◆ WORK INSTRUCTIONS ◆
Go through the data and copy every line exactly, but not the images.

──────── DATA ROWS ────────

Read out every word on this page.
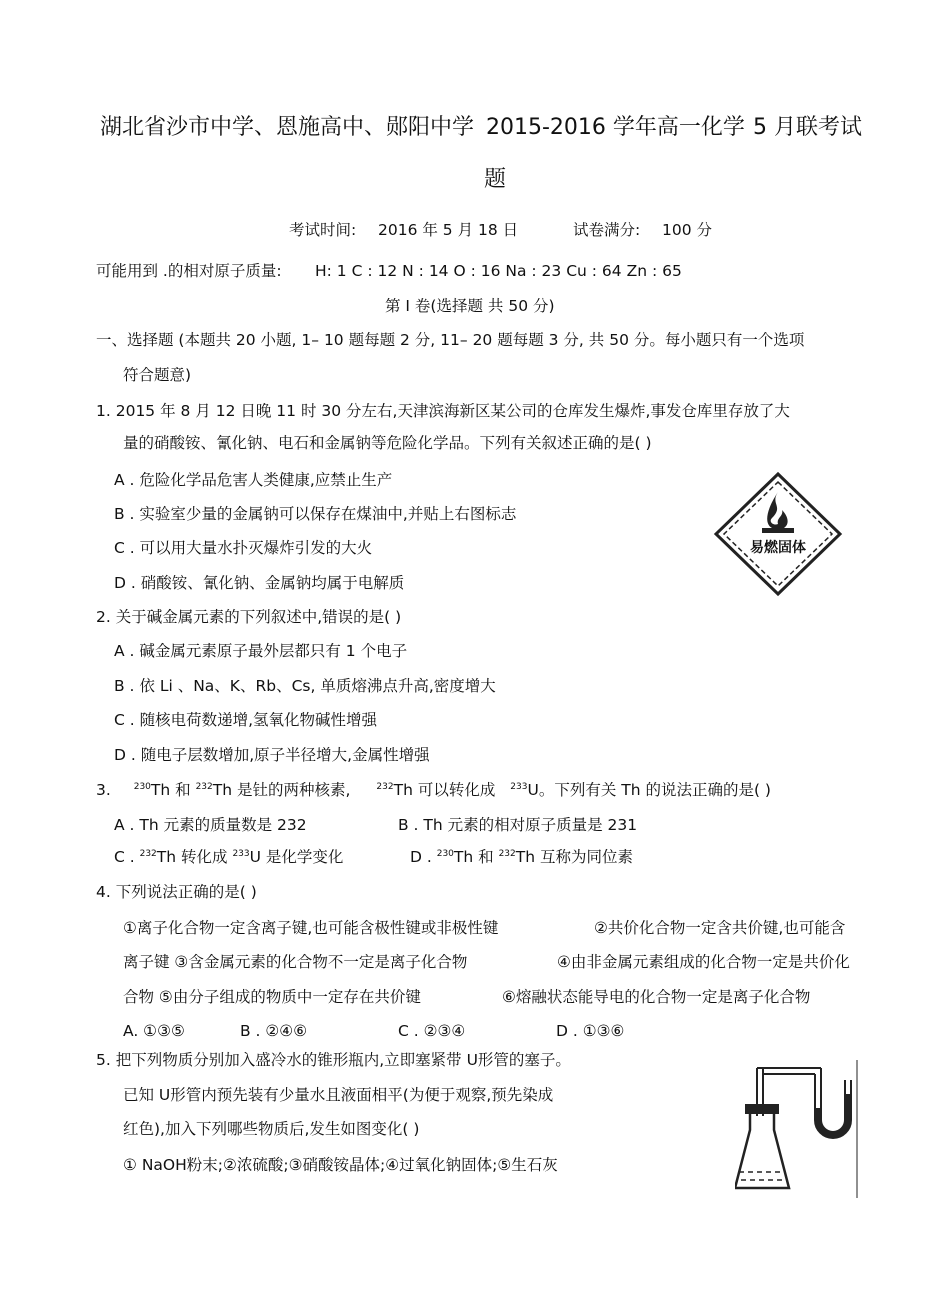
湖北省沙市中学、恩施高中、郧阳中学 2015-2016 学年高一化学 5 月联考试
题
考试时间: 2016 年 5 月 18 日	试卷满分: 100 分
可能用到 .的相对原子质量: H: 1 C : 12 N : 14 O : 16 Na : 23 Cu : 64 Zn : 65
第 I 卷(选择题 共 50 分)
一、选择题 (本题共 20 小题, 1– 10 题每题 2 分, 11– 20 题每题 3 分, 共 50 分。每小题只有一个选项
符合题意)
1. 2015 年 8 月 12 日晚 11 时 30 分左右,天津滨海新区某公司的仓库发生爆炸,事发仓库里存放了大
量的硝酸铵、氰化钠、电石和金属钠等危险化学品。下列有关叙述正确的是( )
A . 危险化学品危害人类健康,应禁止生产
B . 实验室少量的金属钠可以保存在煤油中,并贴上右图标志
C . 可以用大量水扑灭爆炸引发的大火
D . 硝酸铵、氰化钠、金属钠均属于电解质
易燃固体
2. 关于碱金属元素的下列叙述中,错误的是( )
A . 碱金属元素原子最外层都只有 1 个电子
B . 依 Li 、Na、K、Rb、Cs, 单质熔沸点升高,密度增大
C . 随核电荷数递增,氢氧化物碱性增强
D . 随电子层数增加,原子半径增大,金属性增强
3.	$^{230}$Th 和 $^{232}$Th 是钍的两种核素,	$^{232}$Th 可以转化成 $^{233}$U。下列有关 Th 的说法正确的是( )
A . Th 元素的质量数是 232	B . Th 元素的相对原子质量是 231
C . $^{232}$Th 转化成 $^{233}$U 是化学变化	D . $^{230}$Th 和 $^{232}$Th 互称为同位素
4. 下列说法正确的是( )
①离子化合物一定含离子键,也可能含极性键或非极性键	②共价化合物一定含共价键,也可能含
离子键 ③含金属元素的化合物不一定是离子化合物	④由非金属元素组成的化合物一定是共价化
合物 ⑤由分子组成的物质中一定存在共价键	⑥熔融状态能导电的化合物一定是离子化合物
A. ①③⑤	B . ②④⑥	C . ②③④	D . ①③⑥
5. 把下列物质分别加入盛冷水的锥形瓶内,立即塞紧带 U形管的塞子。
已知 U形管内预先装有少量水且液面相平(为便于观察,预先染成
红色),加入下列哪些物质后,发生如图变化( )
① NaOH粉末;②浓硫酸;③硝酸铵晶体;④过氧化钠固体;⑤生石灰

────────

◆ THE RESPONSE ◆
Read out every word on this page.
湖北省沙市中学、恩施高中、郧阳中学 2015-2016 学年高一化学 5 月联考试
题
考试时间: 2016 年 5 月 18 日	试卷满分: 100 分
可能用到 .的相对原子质量: H: 1 C : 12 N : 14 O : 16 Na : 23 Cu : 64 Zn : 65
第 I 卷(选择题 共 50 分)
一、选择题 (本题共 20 小题, 1– 10 题每题 2 分, 11– 20 题每题 3 分, 共 50 分。每小题只有一个选项
符合题意)
1. 2015 年 8 月 12 日晚 11 时 30 分左右,天津滨海新区某公司的仓库发生爆炸,事发仓库里存放了大
量的硝酸铵、氰化钠、电石和金属钠等危险化学品。下列有关叙述正确的是( )
A . 危险化学品危害人类健康,应禁止生产
B . 实验室少量的金属钠可以保存在煤油中,并贴上右图标志
C . 可以用大量水扑灭爆炸引发的大火
D . 硝酸铵、氰化钠、金属钠均属于电解质
易燃固体
2. 关于碱金属元素的下列叙述中,错误的是( )
A . 碱金属元素原子最外层都只有 1 个电子
B . 依 Li 、Na、K、Rb、Cs, 单质熔沸点升高,密度增大
C . 随核电荷数递增,氢氧化物碱性增强
D . 随电子层数增加,原子半径增大,金属性增强
3.	$^{230}$Th 和 $^{232}$Th 是钍的两种核素,	$^{232}$Th 可以转化成 $^{233}$U。下列有关 Th 的说法正确的是( )
A . Th 元素的质量数是 232	B . Th 元素的相对原子质量是 231
C . $^{232}$Th 转化成 $^{233}$U 是化学变化	D . $^{230}$Th 和 $^{232}$Th 互称为同位素
4. 下列说法正确的是( )
①离子化合物一定含离子键,也可能含极性键或非极性键	②共价化合物一定含共价键,也可能含
离子键 ③含金属元素的化合物不一定是离子化合物	④由非金属元素组成的化合物一定是共价化
合物 ⑤由分子组成的物质中一定存在共价键	⑥熔融状态能导电的化合物一定是离子化合物
A. ①③⑤	B . ②④⑥	C . ②③④	D . ①③⑥
5. 把下列物质分别加入盛冷水的锥形瓶内,立即塞紧带 U形管的塞子。
已知 U形管内预先装有少量水且液面相平(为便于观察,预先染成
红色),加入下列哪些物质后,发生如图变化( )
① NaOH粉末;②浓硫酸;③硝酸铵晶体;④过氧化钠固体;⑤生石灰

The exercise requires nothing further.